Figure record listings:
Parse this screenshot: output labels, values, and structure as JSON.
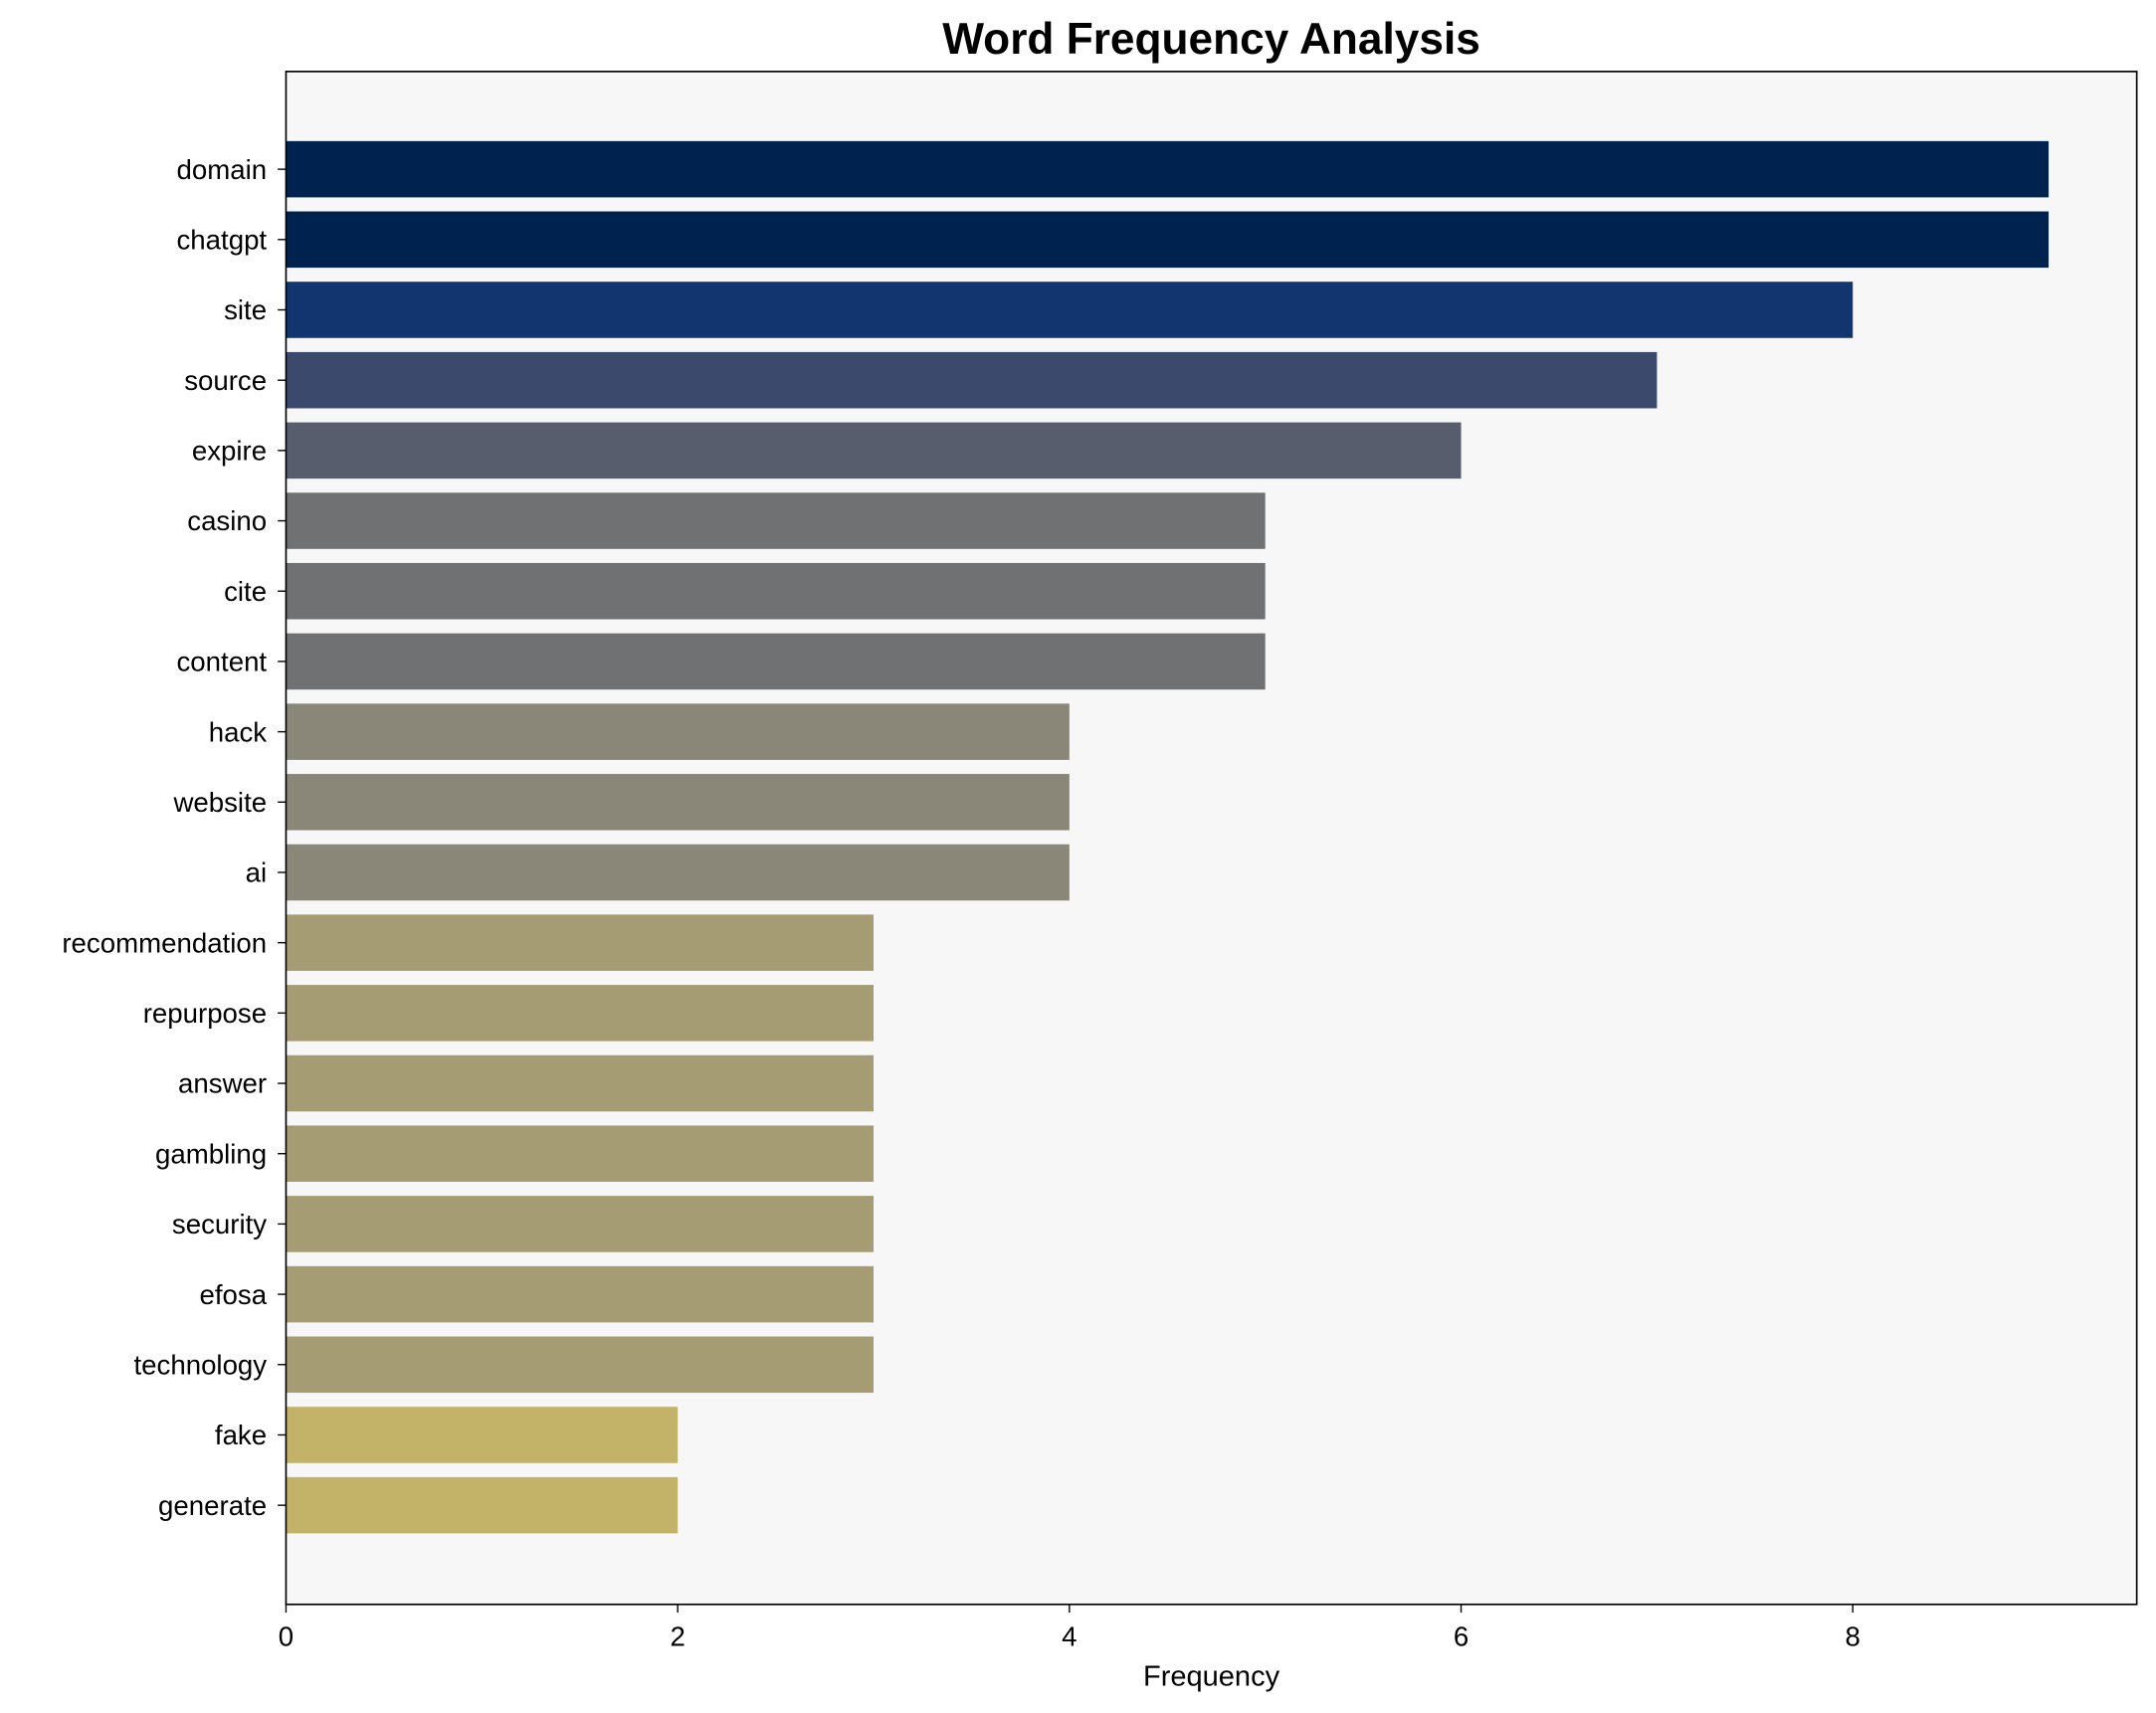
{
  "chart_data": {
    "type": "bar",
    "orientation": "horizontal",
    "title": "Word Frequency Analysis",
    "xlabel": "Frequency",
    "ylabel": "",
    "xlim": [
      0,
      9.45
    ],
    "xticks": [
      0,
      2,
      4,
      6,
      8
    ],
    "grid": false,
    "categories": [
      "domain",
      "chatgpt",
      "site",
      "source",
      "expire",
      "casino",
      "cite",
      "content",
      "hack",
      "website",
      "ai",
      "recommendation",
      "repurpose",
      "answer",
      "gambling",
      "security",
      "efosa",
      "technology",
      "fake",
      "generate"
    ],
    "values": [
      9,
      9,
      8,
      7,
      6,
      5,
      5,
      5,
      4,
      4,
      4,
      3,
      3,
      3,
      3,
      3,
      3,
      3,
      2,
      2
    ],
    "colors": [
      "#00224e",
      "#00224e",
      "#123570",
      "#3b496c",
      "#575d6d",
      "#707173",
      "#707173",
      "#707173",
      "#8a8678",
      "#8a8678",
      "#8a8678",
      "#a59c74",
      "#a59c74",
      "#a59c74",
      "#a59c74",
      "#a59c74",
      "#a59c74",
      "#a59c74",
      "#c3b369",
      "#c3b369"
    ],
    "plot_background": "#f7f7f7"
  }
}
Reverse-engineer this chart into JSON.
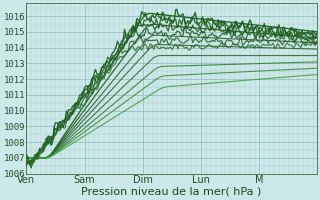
{
  "bg_color": "#cce8e8",
  "grid_color_minor": "#aacece",
  "grid_color_major": "#88bbbb",
  "line_colors": [
    "#1a5c1a",
    "#1a5c1a",
    "#1e6e1e",
    "#266626",
    "#2e7e2e",
    "#368636",
    "#3e9e3e",
    "#46a646",
    "#4eae4e"
  ],
  "ylim": [
    1006,
    1016.8
  ],
  "yticks": [
    1006,
    1007,
    1008,
    1009,
    1010,
    1011,
    1012,
    1013,
    1014,
    1015,
    1016
  ],
  "xtick_labels": [
    "Ven",
    "Sam",
    "Dim",
    "Lun",
    "M"
  ],
  "xlabel": "Pression niveau de la mer( hPa )",
  "xlabel_fontsize": 8,
  "ytick_fontsize": 6.5,
  "xtick_fontsize": 7,
  "total_points": 240
}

Goal: Reproduce each record from above exactly; pictures do not belong in the copy.

Task output:
Parse this screenshot: output labels, values, and structure as JSON.
{
  "chart_data": {
    "type": "bar",
    "orientation": "horizontal",
    "title": "Word Frequency Analysis",
    "xlabel": "Frequency",
    "ylabel": "",
    "xlim": [
      0,
      9.45
    ],
    "xticks": [
      0,
      2,
      4,
      6,
      8
    ],
    "grid": false,
    "categories": [
      "domain",
      "chatgpt",
      "site",
      "source",
      "expire",
      "casino",
      "cite",
      "content",
      "hack",
      "website",
      "ai",
      "recommendation",
      "repurpose",
      "answer",
      "gambling",
      "security",
      "efosa",
      "technology",
      "fake",
      "generate"
    ],
    "values": [
      9,
      9,
      8,
      7,
      6,
      5,
      5,
      5,
      4,
      4,
      4,
      3,
      3,
      3,
      3,
      3,
      3,
      3,
      2,
      2
    ],
    "colors": [
      "#00224e",
      "#00224e",
      "#123570",
      "#3b496c",
      "#575d6d",
      "#707173",
      "#707173",
      "#707173",
      "#8a8678",
      "#8a8678",
      "#8a8678",
      "#a59c74",
      "#a59c74",
      "#a59c74",
      "#a59c74",
      "#a59c74",
      "#a59c74",
      "#a59c74",
      "#c3b369",
      "#c3b369"
    ],
    "plot_background": "#f7f7f7"
  }
}
Reverse-engineer this chart into JSON.
{
  "bg_color": "#cce8e8",
  "grid_color_minor": "#aacece",
  "grid_color_major": "#88bbbb",
  "line_colors": [
    "#1a5c1a",
    "#1a5c1a",
    "#1e6e1e",
    "#266626",
    "#2e7e2e",
    "#368636",
    "#3e9e3e",
    "#46a646",
    "#4eae4e"
  ],
  "ylim": [
    1006,
    1016.8
  ],
  "yticks": [
    1006,
    1007,
    1008,
    1009,
    1010,
    1011,
    1012,
    1013,
    1014,
    1015,
    1016
  ],
  "xtick_labels": [
    "Ven",
    "Sam",
    "Dim",
    "Lun",
    "M"
  ],
  "xlabel": "Pression niveau de la mer( hPa )",
  "xlabel_fontsize": 8,
  "ytick_fontsize": 6.5,
  "xtick_fontsize": 7,
  "total_points": 240
}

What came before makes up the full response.